(Objective): Copy out each line of the data holding "JSON".

··· Information shown ···

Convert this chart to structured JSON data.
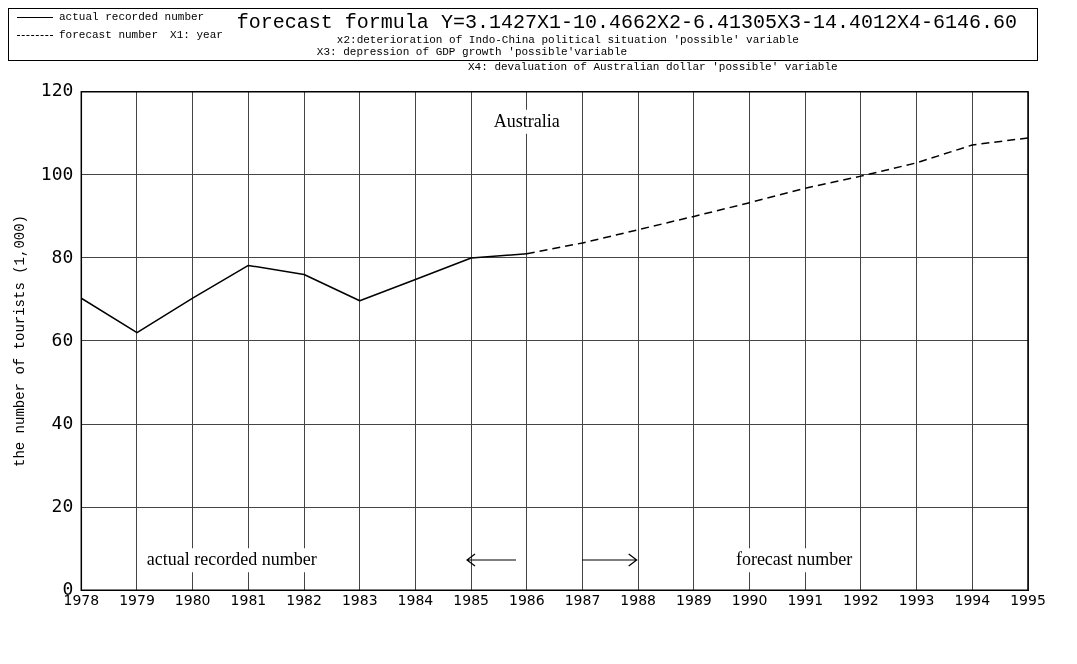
{
  "chart_data": {
    "type": "line",
    "title": "Australia",
    "ylabel": "the number of tourists (1,000)",
    "legend": "top",
    "annotations": [
      "forecast formula Y=3.1427X1-10.4662X2-6.41305X3-14.4012X4-6146.60",
      "X1: year",
      "x2:deterioration of Indo-China political situation 'possible' variable",
      "X3: depression of GDP growth 'possible'variable",
      "X4: devaluation of Australian dollar 'possible' variable",
      "actual recorded number",
      "forecast number"
    ],
    "series": [
      {
        "name": "actual recorded number",
        "color": "#000000",
        "line_style": "solid",
        "x": [
          1978,
          1979,
          1980,
          1981,
          1982,
          1983,
          1984,
          1985,
          1986
        ],
        "values": [
          70.3,
          62,
          70.3,
          78.2,
          76,
          69.7,
          74.8,
          80,
          81
        ]
      },
      {
        "name": "forecast number",
        "color": "#000000",
        "line_style": "dashed",
        "x": [
          1986,
          1987,
          1988,
          1989,
          1990,
          1991,
          1992,
          1993,
          1994,
          1995
        ],
        "values": [
          81,
          83.6,
          86.8,
          90,
          93.3,
          96.8,
          99.7,
          102.9,
          107.2,
          108.9
        ]
      }
    ],
    "xlim": [
      1978,
      1995
    ],
    "xticks": [
      1978,
      1979,
      1980,
      1981,
      1982,
      1983,
      1984,
      1985,
      1986,
      1987,
      1988,
      1989,
      1990,
      1991,
      1992,
      1993,
      1994,
      1995
    ],
    "ylim": [
      0,
      120
    ],
    "yticks": [
      0,
      20,
      40,
      60,
      80,
      100,
      120
    ],
    "grid": true,
    "marker": "none"
  }
}
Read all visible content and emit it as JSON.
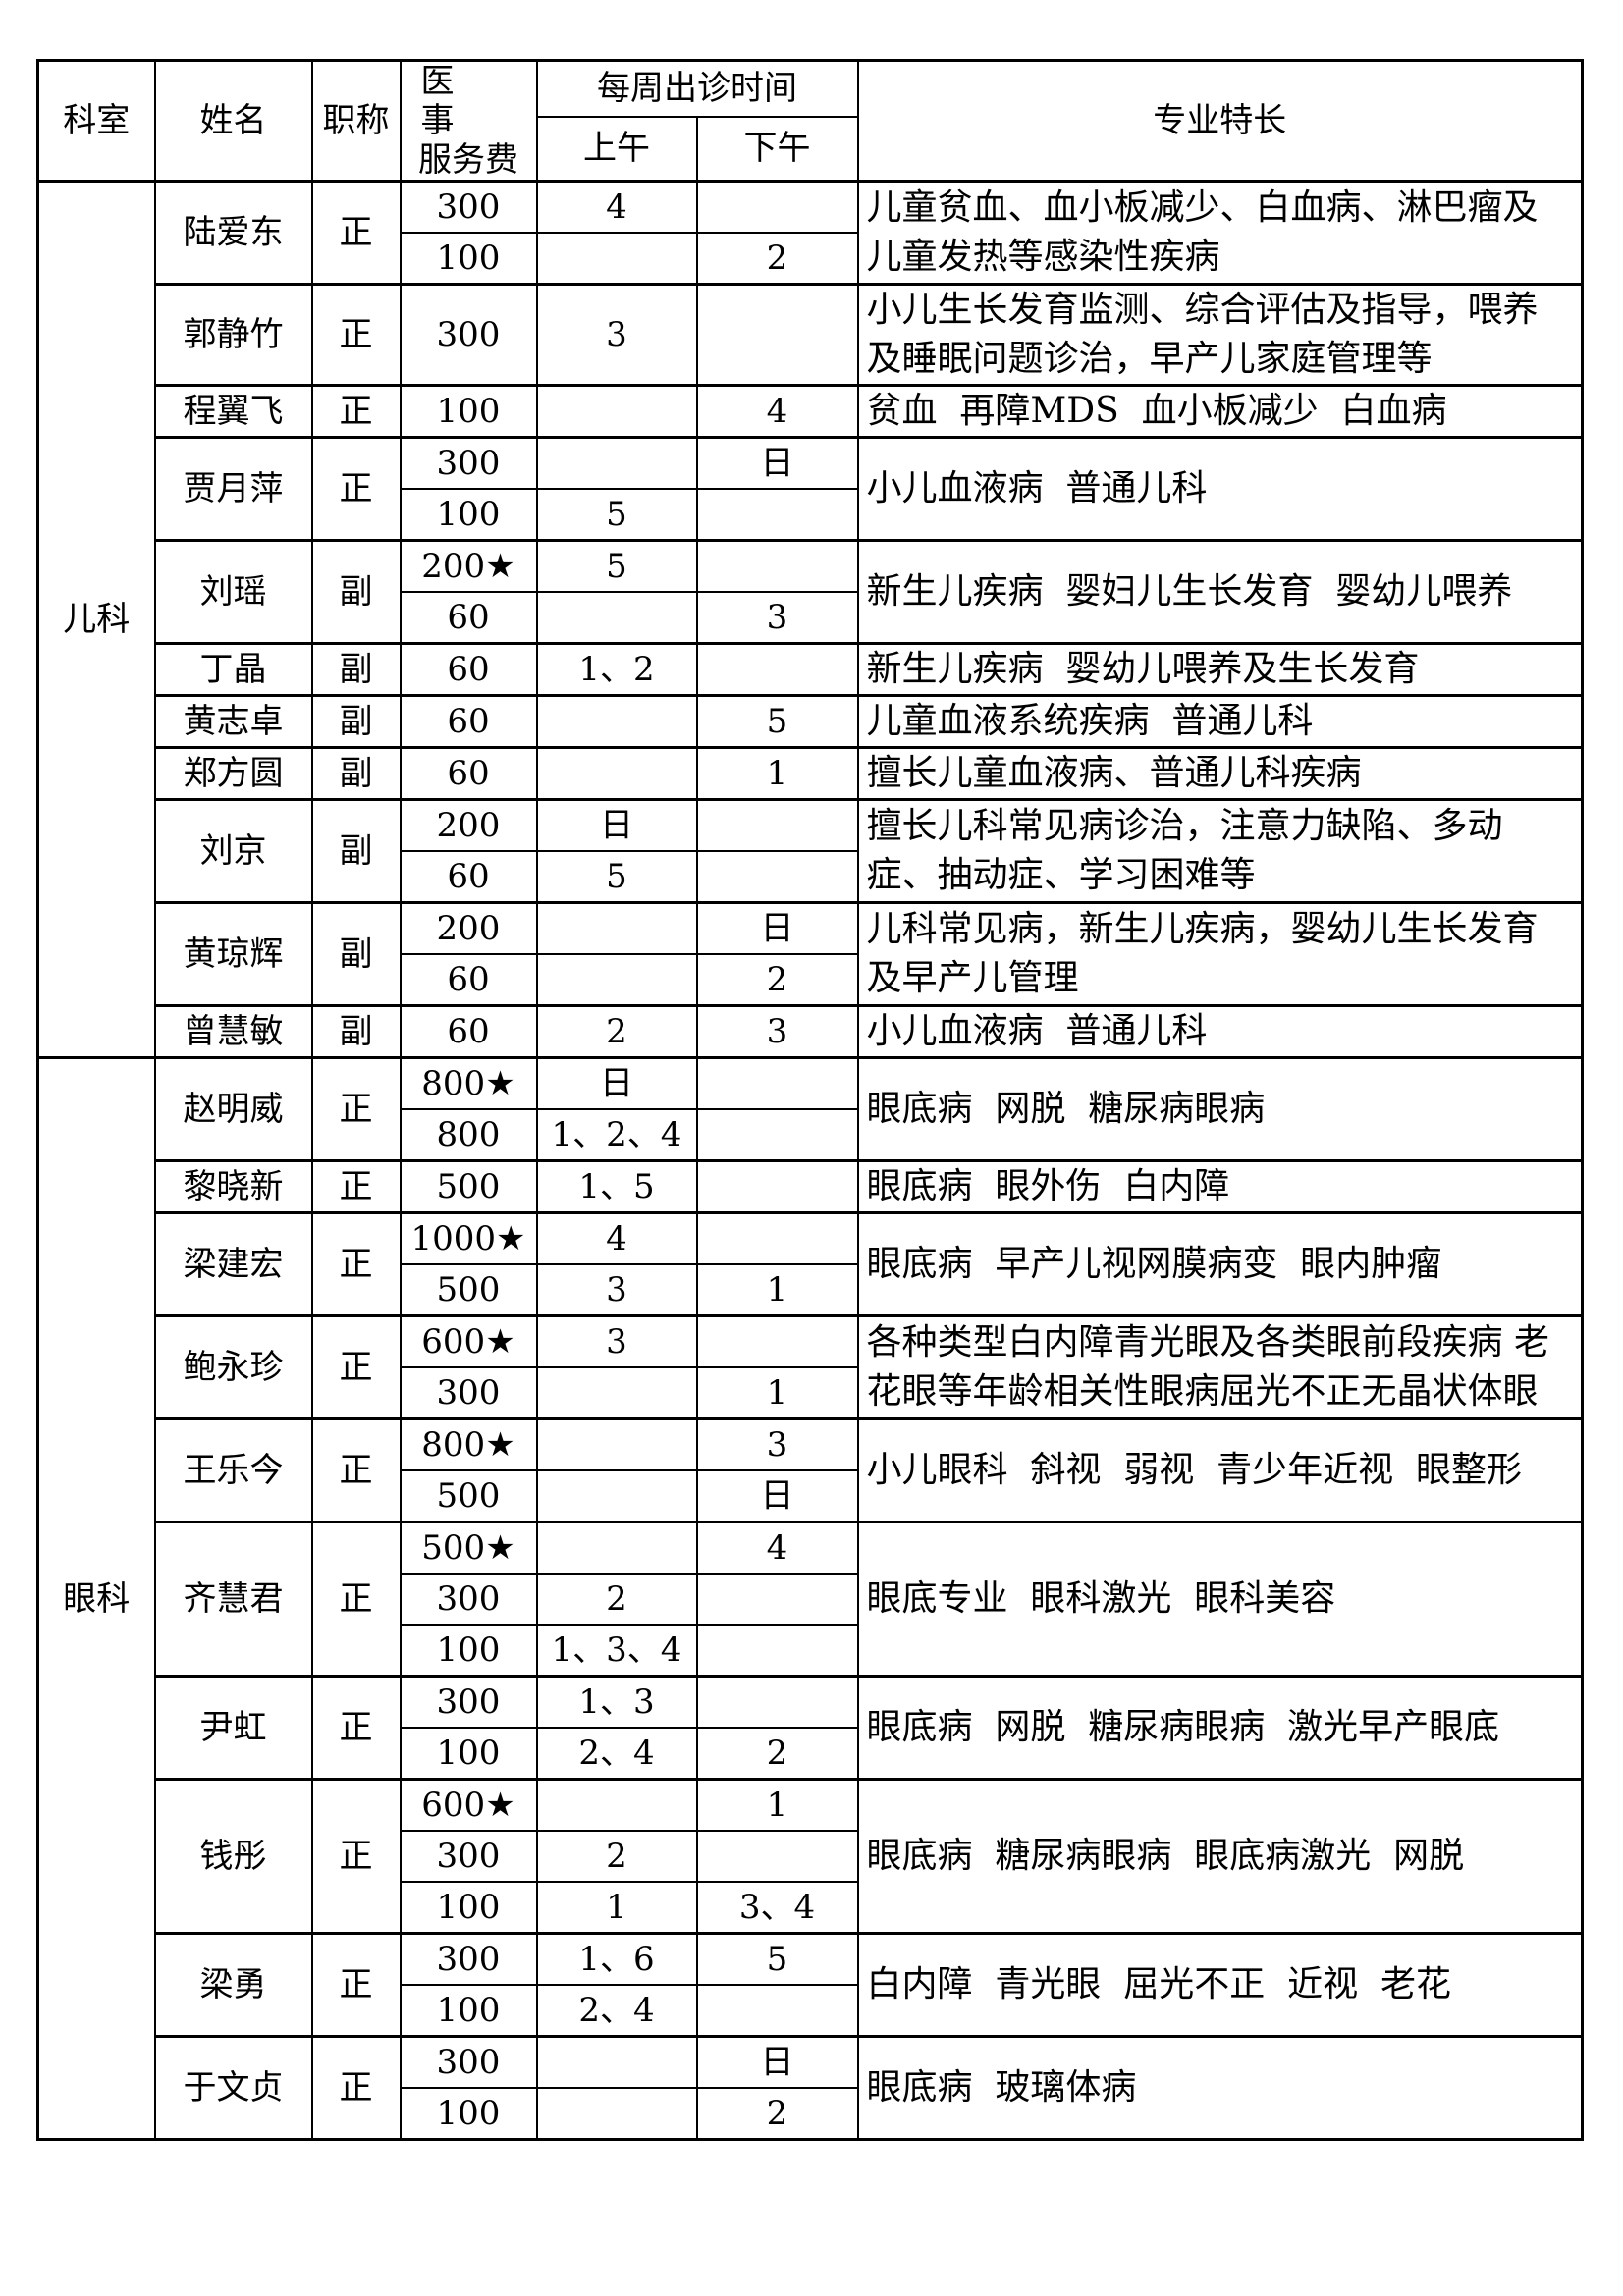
{
  "header": {
    "dept": "科室",
    "name": "姓名",
    "title": "职称",
    "fee_line1": "医　事",
    "fee_line2": "服务费",
    "weekly": "每周出诊时间",
    "am": "上午",
    "pm": "下午",
    "specialty": "专业特长"
  },
  "departments": [
    {
      "name": "儿科",
      "doctors": [
        {
          "name": "陆爱东",
          "title": "正",
          "sessions": [
            {
              "fee": "300",
              "am": "4",
              "pm": ""
            },
            {
              "fee": "100",
              "am": "",
              "pm": "2"
            }
          ],
          "specialty": "儿童贫血、血小板减少、白血病、淋巴瘤及儿童发热等感染性疾病"
        },
        {
          "name": "郭静竹",
          "title": "正",
          "sessions": [
            {
              "fee": "300",
              "am": "3",
              "pm": ""
            }
          ],
          "specialty": "小儿生长发育监测、综合评估及指导，喂养及睡眠问题诊治，早产儿家庭管理等"
        },
        {
          "name": "程翼飞",
          "title": "正",
          "sessions": [
            {
              "fee": "100",
              "am": "",
              "pm": "4"
            }
          ],
          "specialty": "贫血  再障MDS  血小板减少  白血病"
        },
        {
          "name": "贾月萍",
          "title": "正",
          "sessions": [
            {
              "fee": "300",
              "am": "",
              "pm": "日"
            },
            {
              "fee": "100",
              "am": "5",
              "pm": ""
            }
          ],
          "specialty": "小儿血液病  普通儿科"
        },
        {
          "name": "刘瑶",
          "title": "副",
          "sessions": [
            {
              "fee": "200★",
              "am": "5",
              "pm": ""
            },
            {
              "fee": "60",
              "am": "",
              "pm": "3"
            }
          ],
          "specialty": "新生儿疾病  婴妇儿生长发育  婴幼儿喂养"
        },
        {
          "name": "丁晶",
          "title": "副",
          "sessions": [
            {
              "fee": "60",
              "am": "1、2",
              "pm": ""
            }
          ],
          "specialty": "新生儿疾病  婴幼儿喂养及生长发育"
        },
        {
          "name": "黄志卓",
          "title": "副",
          "sessions": [
            {
              "fee": "60",
              "am": "",
              "pm": "5"
            }
          ],
          "specialty": "儿童血液系统疾病  普通儿科"
        },
        {
          "name": "郑方圆",
          "title": "副",
          "sessions": [
            {
              "fee": "60",
              "am": "",
              "pm": "1"
            }
          ],
          "specialty": "擅长儿童血液病、普通儿科疾病"
        },
        {
          "name": "刘京",
          "title": "副",
          "sessions": [
            {
              "fee": "200",
              "am": "日",
              "pm": ""
            },
            {
              "fee": "60",
              "am": "5",
              "pm": ""
            }
          ],
          "specialty": "擅长儿科常见病诊治，注意力缺陷、多动症、抽动症、学习困难等"
        },
        {
          "name": "黄琼辉",
          "title": "副",
          "sessions": [
            {
              "fee": "200",
              "am": "",
              "pm": "日"
            },
            {
              "fee": "60",
              "am": "",
              "pm": "2"
            }
          ],
          "specialty": "儿科常见病，新生儿疾病，婴幼儿生长发育及早产儿管理"
        },
        {
          "name": "曾慧敏",
          "title": "副",
          "sessions": [
            {
              "fee": "60",
              "am": "2",
              "pm": "3"
            }
          ],
          "specialty": "小儿血液病  普通儿科"
        }
      ]
    },
    {
      "name": "眼科",
      "doctors": [
        {
          "name": "赵明威",
          "title": "正",
          "sessions": [
            {
              "fee": "800★",
              "am": "日",
              "pm": ""
            },
            {
              "fee": "800",
              "am": "1、2、4",
              "pm": ""
            }
          ],
          "specialty": "眼底病  网脱  糖尿病眼病"
        },
        {
          "name": "黎晓新",
          "title": "正",
          "sessions": [
            {
              "fee": "500",
              "am": "1、5",
              "pm": ""
            }
          ],
          "specialty": "眼底病  眼外伤  白内障"
        },
        {
          "name": "梁建宏",
          "title": "正",
          "sessions": [
            {
              "fee": "1000★",
              "am": "4",
              "pm": ""
            },
            {
              "fee": "500",
              "am": "3",
              "pm": "1"
            }
          ],
          "specialty": "眼底病  早产儿视网膜病变  眼内肿瘤"
        },
        {
          "name": "鲍永珍",
          "title": "正",
          "sessions": [
            {
              "fee": "600★",
              "am": "3",
              "pm": ""
            },
            {
              "fee": "300",
              "am": "",
              "pm": "1"
            }
          ],
          "specialty": "各种类型白内障青光眼及各类眼前段疾病 老花眼等年龄相关性眼病屈光不正无晶状体眼"
        },
        {
          "name": "王乐今",
          "title": "正",
          "sessions": [
            {
              "fee": "800★",
              "am": "",
              "pm": "3"
            },
            {
              "fee": "500",
              "am": "",
              "pm": "日"
            }
          ],
          "specialty": "小儿眼科  斜视  弱视  青少年近视  眼整形"
        },
        {
          "name": "齐慧君",
          "title": "正",
          "sessions": [
            {
              "fee": "500★",
              "am": "",
              "pm": "4"
            },
            {
              "fee": "300",
              "am": "2",
              "pm": ""
            },
            {
              "fee": "100",
              "am": "1、3、4",
              "pm": ""
            }
          ],
          "specialty": "眼底专业  眼科激光  眼科美容"
        },
        {
          "name": "尹虹",
          "title": "正",
          "sessions": [
            {
              "fee": "300",
              "am": "1、3",
              "pm": ""
            },
            {
              "fee": "100",
              "am": "2、4",
              "pm": "2"
            }
          ],
          "specialty": "眼底病  网脱  糖尿病眼病  激光早产眼底"
        },
        {
          "name": "钱彤",
          "title": "正",
          "sessions": [
            {
              "fee": "600★",
              "am": "",
              "pm": "1"
            },
            {
              "fee": "300",
              "am": "2",
              "pm": ""
            },
            {
              "fee": "100",
              "am": "1",
              "pm": "3、4"
            }
          ],
          "specialty": "眼底病  糖尿病眼病  眼底病激光  网脱"
        },
        {
          "name": "梁勇",
          "title": "正",
          "sessions": [
            {
              "fee": "300",
              "am": "1、6",
              "pm": "5"
            },
            {
              "fee": "100",
              "am": "2、4",
              "pm": ""
            }
          ],
          "specialty": "白内障  青光眼  屈光不正  近视  老花"
        },
        {
          "name": "于文贞",
          "title": "正",
          "sessions": [
            {
              "fee": "300",
              "am": "",
              "pm": "日"
            },
            {
              "fee": "100",
              "am": "",
              "pm": "2"
            }
          ],
          "specialty": "眼底病  玻璃体病"
        }
      ]
    }
  ]
}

···

(Output of the task):
Convert this chart to structured JSON data.
Read all visible content and emit it as JSON.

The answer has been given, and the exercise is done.